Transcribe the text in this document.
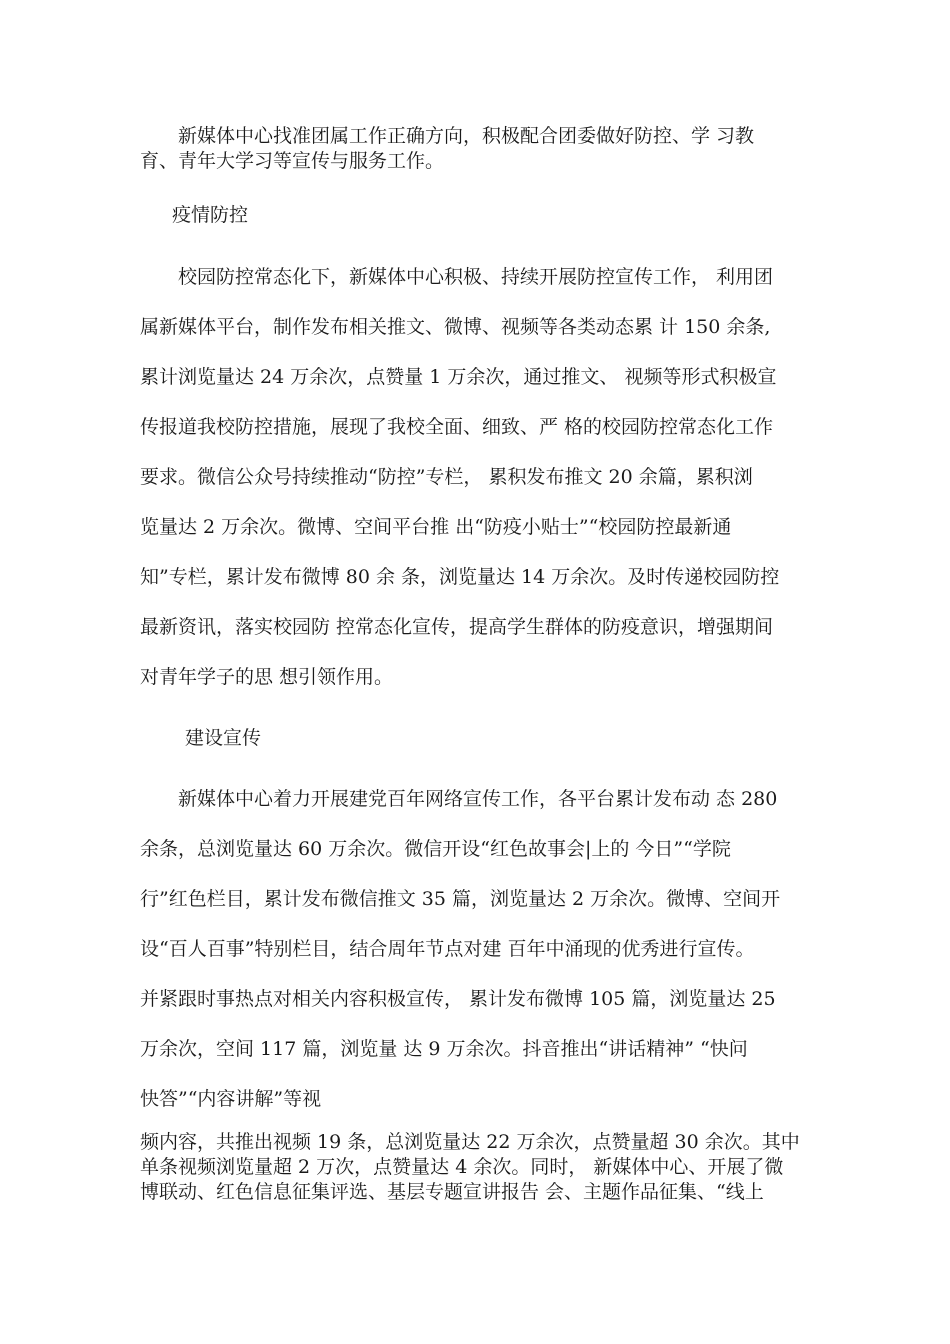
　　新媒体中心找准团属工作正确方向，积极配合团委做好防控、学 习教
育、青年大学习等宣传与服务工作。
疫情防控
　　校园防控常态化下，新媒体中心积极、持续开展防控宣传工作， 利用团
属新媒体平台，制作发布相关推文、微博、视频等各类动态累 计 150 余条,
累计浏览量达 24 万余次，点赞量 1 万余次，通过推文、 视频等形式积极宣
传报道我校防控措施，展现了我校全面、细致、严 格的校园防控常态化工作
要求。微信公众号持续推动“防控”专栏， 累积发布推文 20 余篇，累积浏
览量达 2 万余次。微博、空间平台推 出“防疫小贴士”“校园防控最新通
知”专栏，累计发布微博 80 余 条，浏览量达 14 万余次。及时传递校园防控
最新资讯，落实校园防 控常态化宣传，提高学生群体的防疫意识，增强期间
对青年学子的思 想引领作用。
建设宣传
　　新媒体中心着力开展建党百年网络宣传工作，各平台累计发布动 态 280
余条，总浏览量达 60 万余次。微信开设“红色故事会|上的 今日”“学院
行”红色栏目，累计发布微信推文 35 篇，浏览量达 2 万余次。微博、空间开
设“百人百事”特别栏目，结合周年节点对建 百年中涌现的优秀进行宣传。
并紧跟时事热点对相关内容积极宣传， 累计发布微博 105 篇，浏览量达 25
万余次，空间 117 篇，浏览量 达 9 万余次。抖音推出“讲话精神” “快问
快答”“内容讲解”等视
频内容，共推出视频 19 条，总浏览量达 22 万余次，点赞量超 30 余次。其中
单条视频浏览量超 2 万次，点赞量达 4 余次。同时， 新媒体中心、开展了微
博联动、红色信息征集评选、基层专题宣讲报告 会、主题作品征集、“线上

---

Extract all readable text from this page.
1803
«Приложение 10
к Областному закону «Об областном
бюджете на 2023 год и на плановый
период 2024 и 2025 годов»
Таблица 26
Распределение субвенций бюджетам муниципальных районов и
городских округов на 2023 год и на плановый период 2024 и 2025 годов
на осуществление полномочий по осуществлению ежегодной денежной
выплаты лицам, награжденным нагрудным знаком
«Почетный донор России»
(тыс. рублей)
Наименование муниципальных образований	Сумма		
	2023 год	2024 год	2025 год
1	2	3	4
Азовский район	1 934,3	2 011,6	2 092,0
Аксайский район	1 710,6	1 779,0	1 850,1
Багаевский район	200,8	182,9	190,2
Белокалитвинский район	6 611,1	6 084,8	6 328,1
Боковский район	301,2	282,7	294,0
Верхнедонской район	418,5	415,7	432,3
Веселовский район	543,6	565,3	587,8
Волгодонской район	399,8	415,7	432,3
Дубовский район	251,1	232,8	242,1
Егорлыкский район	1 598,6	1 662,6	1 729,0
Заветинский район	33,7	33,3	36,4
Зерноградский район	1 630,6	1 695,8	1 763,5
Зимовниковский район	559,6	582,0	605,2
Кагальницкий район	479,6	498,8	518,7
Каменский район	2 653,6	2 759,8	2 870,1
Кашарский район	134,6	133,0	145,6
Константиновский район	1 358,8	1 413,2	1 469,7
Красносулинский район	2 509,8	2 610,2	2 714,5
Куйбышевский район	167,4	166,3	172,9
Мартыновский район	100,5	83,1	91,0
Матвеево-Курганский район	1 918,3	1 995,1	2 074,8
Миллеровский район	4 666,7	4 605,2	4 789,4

---

What to work on:
Work through the records above line by line and count those that hold the string "this". Give only the result.

Task solution:
2